■ **CHALLENGE**: Copy out the entries below precisely; nothing is to be omitted.

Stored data

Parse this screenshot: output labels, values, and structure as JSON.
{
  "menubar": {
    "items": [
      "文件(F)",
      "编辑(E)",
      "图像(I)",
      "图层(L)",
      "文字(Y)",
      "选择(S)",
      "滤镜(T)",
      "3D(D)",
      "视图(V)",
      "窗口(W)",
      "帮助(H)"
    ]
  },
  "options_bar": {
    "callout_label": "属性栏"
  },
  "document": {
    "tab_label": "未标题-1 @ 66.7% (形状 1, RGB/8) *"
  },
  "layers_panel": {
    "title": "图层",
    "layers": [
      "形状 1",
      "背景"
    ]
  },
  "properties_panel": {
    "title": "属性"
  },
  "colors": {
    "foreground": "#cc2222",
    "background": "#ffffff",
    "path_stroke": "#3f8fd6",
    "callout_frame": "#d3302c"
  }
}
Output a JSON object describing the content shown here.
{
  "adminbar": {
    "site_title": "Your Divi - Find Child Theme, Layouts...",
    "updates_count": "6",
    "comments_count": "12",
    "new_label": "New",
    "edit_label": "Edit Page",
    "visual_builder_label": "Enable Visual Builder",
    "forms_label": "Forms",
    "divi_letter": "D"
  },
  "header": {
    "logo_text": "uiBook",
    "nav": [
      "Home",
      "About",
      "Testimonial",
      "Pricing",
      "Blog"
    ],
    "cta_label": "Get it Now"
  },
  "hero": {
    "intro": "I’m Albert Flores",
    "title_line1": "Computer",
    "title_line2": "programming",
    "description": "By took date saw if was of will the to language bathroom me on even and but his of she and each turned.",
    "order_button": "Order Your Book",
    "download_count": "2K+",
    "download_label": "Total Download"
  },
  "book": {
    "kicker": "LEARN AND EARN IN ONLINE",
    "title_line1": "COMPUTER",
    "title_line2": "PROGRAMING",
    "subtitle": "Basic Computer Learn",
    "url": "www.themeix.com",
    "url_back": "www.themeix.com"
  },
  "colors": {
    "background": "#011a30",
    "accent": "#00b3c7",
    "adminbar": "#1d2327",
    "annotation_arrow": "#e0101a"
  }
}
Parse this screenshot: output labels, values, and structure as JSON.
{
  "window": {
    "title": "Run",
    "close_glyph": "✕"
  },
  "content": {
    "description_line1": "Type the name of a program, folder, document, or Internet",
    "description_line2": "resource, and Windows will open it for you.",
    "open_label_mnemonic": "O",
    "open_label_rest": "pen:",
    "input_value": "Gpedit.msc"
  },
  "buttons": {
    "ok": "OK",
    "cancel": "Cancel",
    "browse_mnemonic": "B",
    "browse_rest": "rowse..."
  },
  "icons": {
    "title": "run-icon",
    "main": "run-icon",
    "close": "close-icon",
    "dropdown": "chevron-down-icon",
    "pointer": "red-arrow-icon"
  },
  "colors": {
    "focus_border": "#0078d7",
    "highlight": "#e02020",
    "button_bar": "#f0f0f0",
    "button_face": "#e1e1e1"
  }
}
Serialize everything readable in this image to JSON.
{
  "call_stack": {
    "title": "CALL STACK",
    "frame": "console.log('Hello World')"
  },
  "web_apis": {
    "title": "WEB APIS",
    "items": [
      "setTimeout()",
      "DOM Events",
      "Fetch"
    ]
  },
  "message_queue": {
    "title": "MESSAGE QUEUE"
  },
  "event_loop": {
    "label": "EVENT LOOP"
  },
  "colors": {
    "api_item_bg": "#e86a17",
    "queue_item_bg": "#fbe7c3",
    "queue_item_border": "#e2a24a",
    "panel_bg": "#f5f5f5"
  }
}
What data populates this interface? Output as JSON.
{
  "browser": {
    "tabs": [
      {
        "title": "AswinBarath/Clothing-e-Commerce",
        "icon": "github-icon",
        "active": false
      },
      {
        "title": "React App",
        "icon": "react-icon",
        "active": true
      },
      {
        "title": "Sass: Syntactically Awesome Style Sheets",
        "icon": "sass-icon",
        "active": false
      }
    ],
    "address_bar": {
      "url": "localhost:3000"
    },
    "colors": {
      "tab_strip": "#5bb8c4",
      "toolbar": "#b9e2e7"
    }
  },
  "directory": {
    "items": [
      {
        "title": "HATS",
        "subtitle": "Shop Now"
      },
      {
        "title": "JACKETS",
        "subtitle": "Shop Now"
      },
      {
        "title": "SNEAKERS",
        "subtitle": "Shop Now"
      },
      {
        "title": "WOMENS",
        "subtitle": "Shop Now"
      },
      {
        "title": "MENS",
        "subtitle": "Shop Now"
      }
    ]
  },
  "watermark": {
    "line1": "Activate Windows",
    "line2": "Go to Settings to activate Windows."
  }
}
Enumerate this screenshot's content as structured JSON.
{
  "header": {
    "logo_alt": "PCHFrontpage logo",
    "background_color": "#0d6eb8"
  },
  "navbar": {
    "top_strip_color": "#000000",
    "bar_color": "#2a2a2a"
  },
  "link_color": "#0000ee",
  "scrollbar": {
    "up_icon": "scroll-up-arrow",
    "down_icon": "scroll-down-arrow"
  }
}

■ **THE ANSWER**:
Parse this screenshot: output labels, values, and structure as JSON.
{
  "menubar": {
    "items": [
      "文件(F)",
      "编辑(E)",
      "图像(I)",
      "图层(L)",
      "文字(Y)",
      "选择(S)",
      "滤镜(T)",
      "3D(D)",
      "视图(V)",
      "窗口(W)",
      "帮助(H)"
    ]
  },
  "options_bar": {
    "callout_label": "属性栏"
  },
  "document": {
    "tab_label": "未标题-1 @ 66.7% (形状 1, RGB/8) *"
  },
  "layers_panel": {
    "title": "图层",
    "layers": [
      "形状 1",
      "背景"
    ]
  },
  "properties_panel": {
    "title": "属性"
  },
  "colors": {
    "foreground": "#cc2222",
    "background": "#ffffff",
    "path_stroke": "#3f8fd6",
    "callout_frame": "#d3302c"
  }
}
Output a JSON object describing the content shown here.
{
  "adminbar": {
    "site_title": "Your Divi - Find Child Theme, Layouts...",
    "updates_count": "6",
    "comments_count": "12",
    "new_label": "New",
    "edit_label": "Edit Page",
    "visual_builder_label": "Enable Visual Builder",
    "forms_label": "Forms",
    "divi_letter": "D"
  },
  "header": {
    "logo_text": "uiBook",
    "nav": [
      "Home",
      "About",
      "Testimonial",
      "Pricing",
      "Blog"
    ],
    "cta_label": "Get it Now"
  },
  "hero": {
    "intro": "I’m Albert Flores",
    "title_line1": "Computer",
    "title_line2": "programming",
    "description": "By took date saw if was of will the to language bathroom me on even and but his of she and each turned.",
    "order_button": "Order Your Book",
    "download_count": "2K+",
    "download_label": "Total Download"
  },
  "book": {
    "kicker": "LEARN AND EARN IN ONLINE",
    "title_line1": "COMPUTER",
    "title_line2": "PROGRAMING",
    "subtitle": "Basic Computer Learn",
    "url": "www.themeix.com",
    "url_back": "www.themeix.com"
  },
  "colors": {
    "background": "#011a30",
    "accent": "#00b3c7",
    "adminbar": "#1d2327",
    "annotation_arrow": "#e0101a"
  }
}
Parse this screenshot: output labels, values, and structure as JSON.
{
  "window": {
    "title": "Run",
    "close_glyph": "✕"
  },
  "content": {
    "description_line1": "Type the name of a program, folder, document, or Internet",
    "description_line2": "resource, and Windows will open it for you.",
    "open_label_mnemonic": "O",
    "open_label_rest": "pen:",
    "input_value": "Gpedit.msc"
  },
  "buttons": {
    "ok": "OK",
    "cancel": "Cancel",
    "browse_mnemonic": "B",
    "browse_rest": "rowse..."
  },
  "icons": {
    "title": "run-icon",
    "main": "run-icon",
    "close": "close-icon",
    "dropdown": "chevron-down-icon",
    "pointer": "red-arrow-icon"
  },
  "colors": {
    "focus_border": "#0078d7",
    "highlight": "#e02020",
    "button_bar": "#f0f0f0",
    "button_face": "#e1e1e1"
  }
}
Serialize everything readable in this image to JSON.
{
  "call_stack": {
    "title": "CALL STACK",
    "frame": "console.log('Hello World')"
  },
  "web_apis": {
    "title": "WEB APIS",
    "items": [
      "setTimeout()",
      "DOM Events",
      "Fetch"
    ]
  },
  "message_queue": {
    "title": "MESSAGE QUEUE"
  },
  "event_loop": {
    "label": "EVENT LOOP"
  },
  "colors": {
    "api_item_bg": "#e86a17",
    "queue_item_bg": "#fbe7c3",
    "queue_item_border": "#e2a24a",
    "panel_bg": "#f5f5f5"
  }
}
What data populates this interface? Output as JSON.
{
  "browser": {
    "tabs": [
      {
        "title": "AswinBarath/Clothing-e-Commerce",
        "icon": "github-icon",
        "active": false
      },
      {
        "title": "React App",
        "icon": "react-icon",
        "active": true
      },
      {
        "title": "Sass: Syntactically Awesome Style Sheets",
        "icon": "sass-icon",
        "active": false
      }
    ],
    "address_bar": {
      "url": "localhost:3000"
    },
    "colors": {
      "tab_strip": "#5bb8c4",
      "toolbar": "#b9e2e7"
    }
  },
  "directory": {
    "items": [
      {
        "title": "HATS",
        "subtitle": "Shop Now"
      },
      {
        "title": "JACKETS",
        "subtitle": "Shop Now"
      },
      {
        "title": "SNEAKERS",
        "subtitle": "Shop Now"
      },
      {
        "title": "WOMENS",
        "subtitle": "Shop Now"
      },
      {
        "title": "MENS",
        "subtitle": "Shop Now"
      }
    ]
  },
  "watermark": {
    "line1": "Activate Windows",
    "line2": "Go to Settings to activate Windows."
  }
}
Enumerate this screenshot's content as structured JSON.
{
  "header": {
    "logo_alt": "PCHFrontpage logo",
    "background_color": "#0d6eb8"
  },
  "navbar": {
    "top_strip_color": "#000000",
    "bar_color": "#2a2a2a"
  },
  "link_color": "#0000ee",
  "scrollbar": {
    "up_icon": "scroll-up-arrow",
    "down_icon": "scroll-down-arrow"
  }
}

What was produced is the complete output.